Set down every entry word for word. Omit the pictures.

[Stored entries]
------------------------------

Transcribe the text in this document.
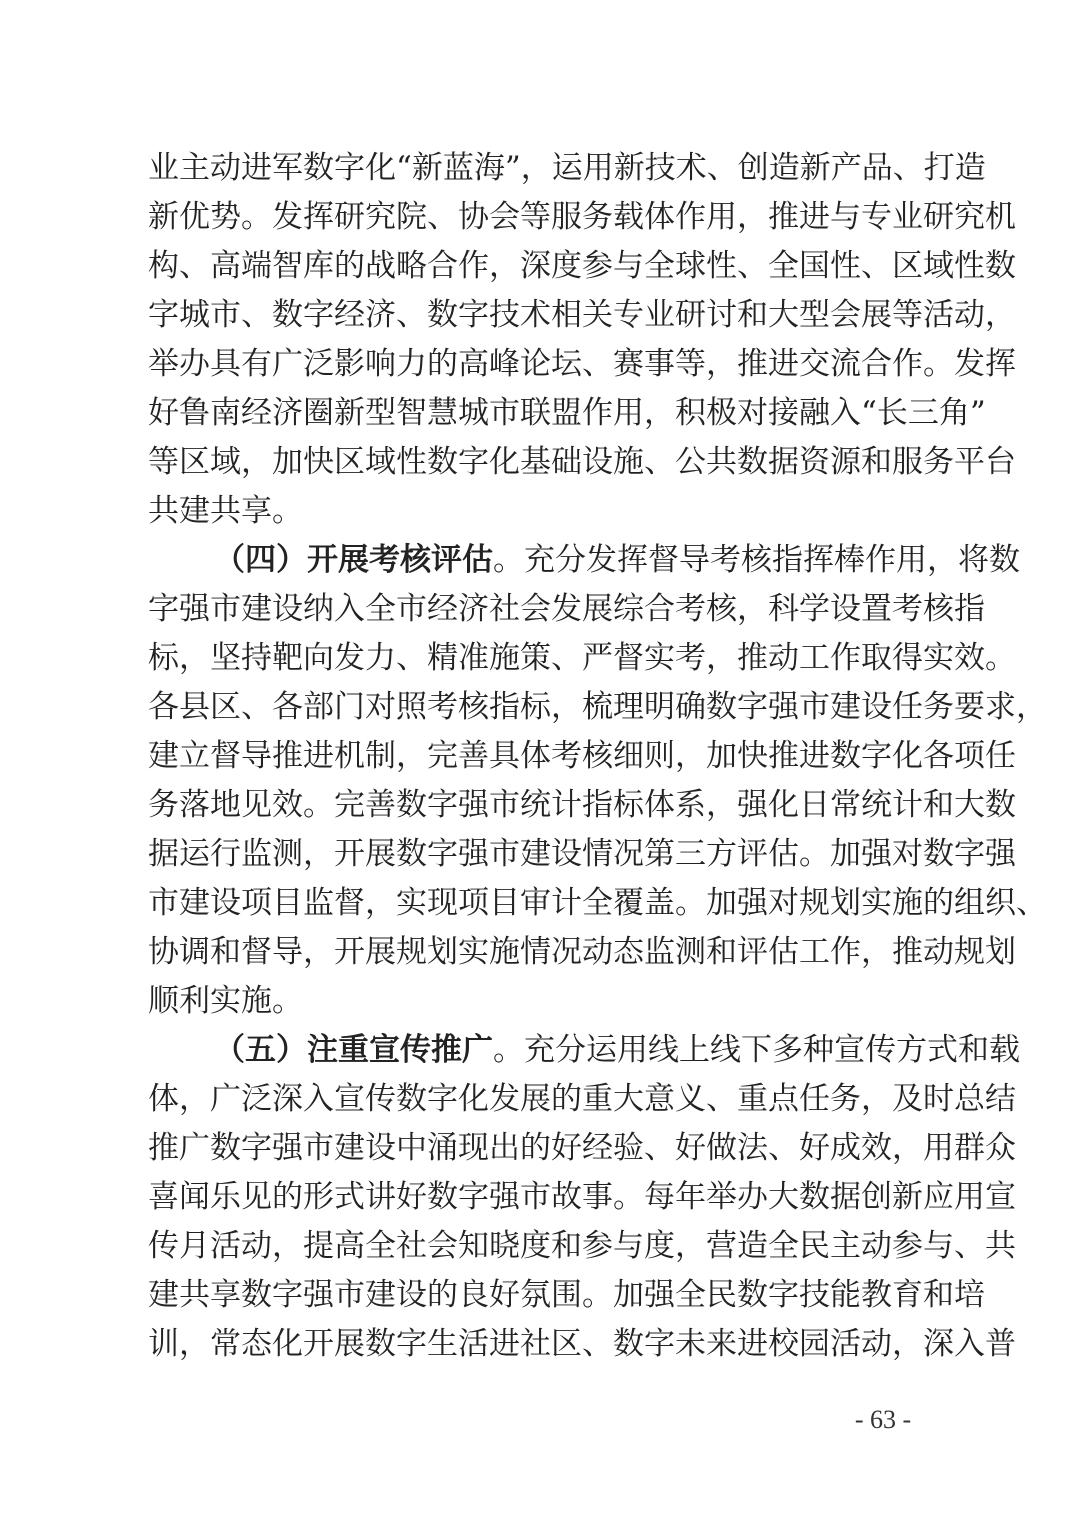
业主动进军数字化“新蓝海”，运用新技术、创造新产品、打造
新优势。发挥研究院、协会等服务载体作用，推进与专业研究机
构、高端智库的战略合作，深度参与全球性、全国性、区域性数
字城市、数字经济、数字技术相关专业研讨和大型会展等活动，
举办具有广泛影响力的高峰论坛、赛事等，推进交流合作。发挥
好鲁南经济圈新型智慧城市联盟作用，积极对接融入“长三角”
等区域，加快区域性数字化基础设施、公共数据资源和服务平台
共建共享。
（四）开展考核评估。充分发挥督导考核指挥棒作用，将数
字强市建设纳入全市经济社会发展综合考核，科学设置考核指
标，坚持靶向发力、精准施策、严督实考，推动工作取得实效。
各县区、各部门对照考核指标，梳理明确数字强市建设任务要求，
建立督导推进机制，完善具体考核细则，加快推进数字化各项任
务落地见效。完善数字强市统计指标体系，强化日常统计和大数
据运行监测，开展数字强市建设情况第三方评估。加强对数字强
市建设项目监督，实现项目审计全覆盖。加强对规划实施的组织、
协调和督导，开展规划实施情况动态监测和评估工作，推动规划
顺利实施。
（五）注重宣传推广。充分运用线上线下多种宣传方式和载
体，广泛深入宣传数字化发展的重大意义、重点任务，及时总结
推广数字强市建设中涌现出的好经验、好做法、好成效，用群众
喜闻乐见的形式讲好数字强市故事。每年举办大数据创新应用宣
传月活动，提高全社会知晓度和参与度，营造全民主动参与、共
建共享数字强市建设的良好氛围。加强全民数字技能教育和培
训，常态化开展数字生活进社区、数字未来进校园活动，深入普
- 63 -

------------------------------

[RESPONSE]:
Transcribe the text in this document.
业主动进军数字化“新蓝海”，运用新技术、创造新产品、打造
新优势。发挥研究院、协会等服务载体作用，推进与专业研究机
构、高端智库的战略合作，深度参与全球性、全国性、区域性数
字城市、数字经济、数字技术相关专业研讨和大型会展等活动，
举办具有广泛影响力的高峰论坛、赛事等，推进交流合作。发挥
好鲁南经济圈新型智慧城市联盟作用，积极对接融入“长三角”
等区域，加快区域性数字化基础设施、公共数据资源和服务平台
共建共享。
（四）开展考核评估。充分发挥督导考核指挥棒作用，将数
字强市建设纳入全市经济社会发展综合考核，科学设置考核指
标，坚持靶向发力、精准施策、严督实考，推动工作取得实效。
各县区、各部门对照考核指标，梳理明确数字强市建设任务要求，
建立督导推进机制，完善具体考核细则，加快推进数字化各项任
务落地见效。完善数字强市统计指标体系，强化日常统计和大数
据运行监测，开展数字强市建设情况第三方评估。加强对数字强
市建设项目监督，实现项目审计全覆盖。加强对规划实施的组织、
协调和督导，开展规划实施情况动态监测和评估工作，推动规划
顺利实施。
（五）注重宣传推广。充分运用线上线下多种宣传方式和载
体，广泛深入宣传数字化发展的重大意义、重点任务，及时总结
推广数字强市建设中涌现出的好经验、好做法、好成效，用群众
喜闻乐见的形式讲好数字强市故事。每年举办大数据创新应用宣
传月活动，提高全社会知晓度和参与度，营造全民主动参与、共
建共享数字强市建设的良好氛围。加强全民数字技能教育和培
训，常态化开展数字生活进社区、数字未来进校园活动，深入普
- 63 -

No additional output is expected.